(Dataset items)
►
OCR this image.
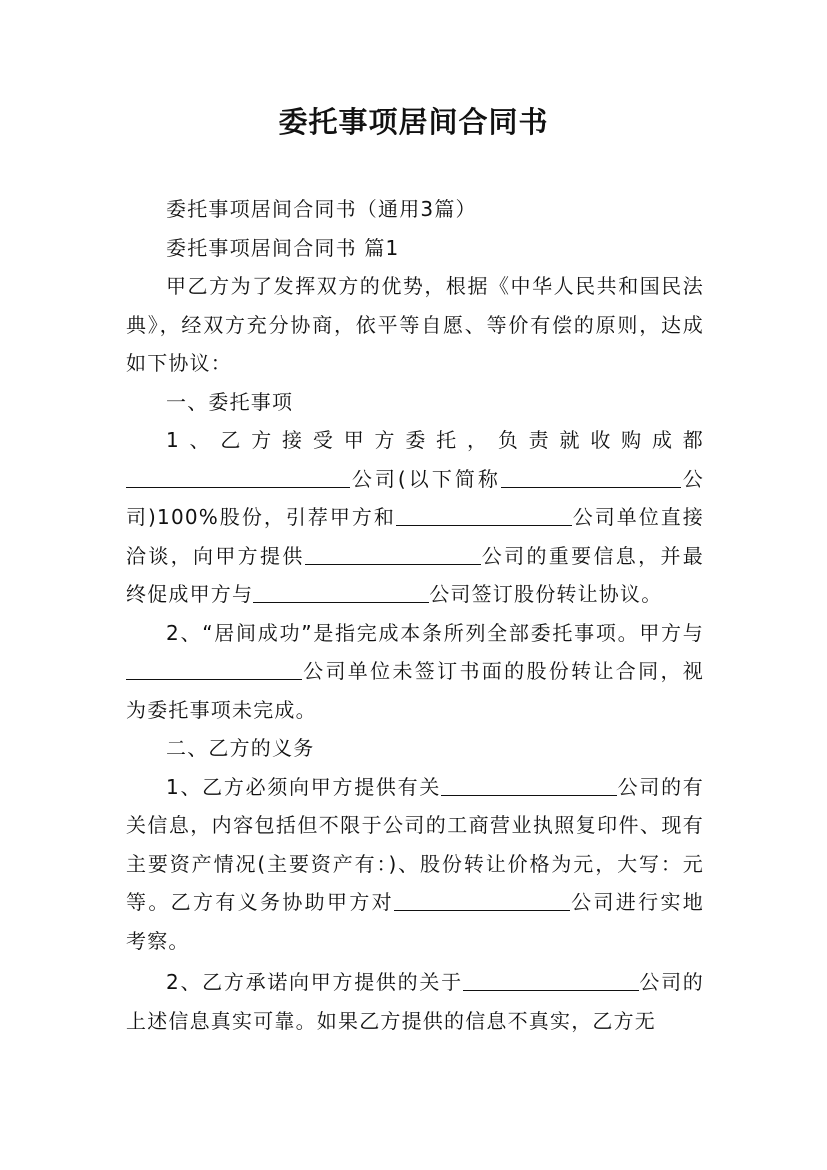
委托事项居间合同书

委托事项居间合同书（通用3篇）

委托事项居间合同书 篇1

甲乙方为了发挥双方的优势，根据《中华人民共和国民法典》，经双方充分协商，依平等自愿、等价有偿的原则，达成如下协议：

一、委托事项

1、乙方接受甲方委托，负责就收购成都公司(以下简称	公司)100%股份，引荐甲方和	公司单位直接洽谈，向甲方提供	公司的重要信息，并最终促成甲方与	公司签订股份转让协议。

2、“居间成功”是指完成本条所列全部委托事项。甲方与公司单位未签订书面的股份转让合同，视为委托事项未完成。

二、乙方的义务

1、乙方必须向甲方提供有关	公司的有关信息，内容包括但不限于公司的工商营业执照复印件、现有主要资产情况(主要资产有：)、股份转让价格为元，大写：元等。乙方有义务协助甲方对	公司进行实地考察。

2、乙方承诺向甲方提供的关于	公司的上述信息真实可靠。如果乙方提供的信息不真实，乙方无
◄
◆ THE EXERCISE
Gather each line that holds "委托事项居间合同书".

◆ TASK SOLUTION
委托事项居间合同书
委托事项居间合同书（通用3篇）
委托事项居间合同书 篇1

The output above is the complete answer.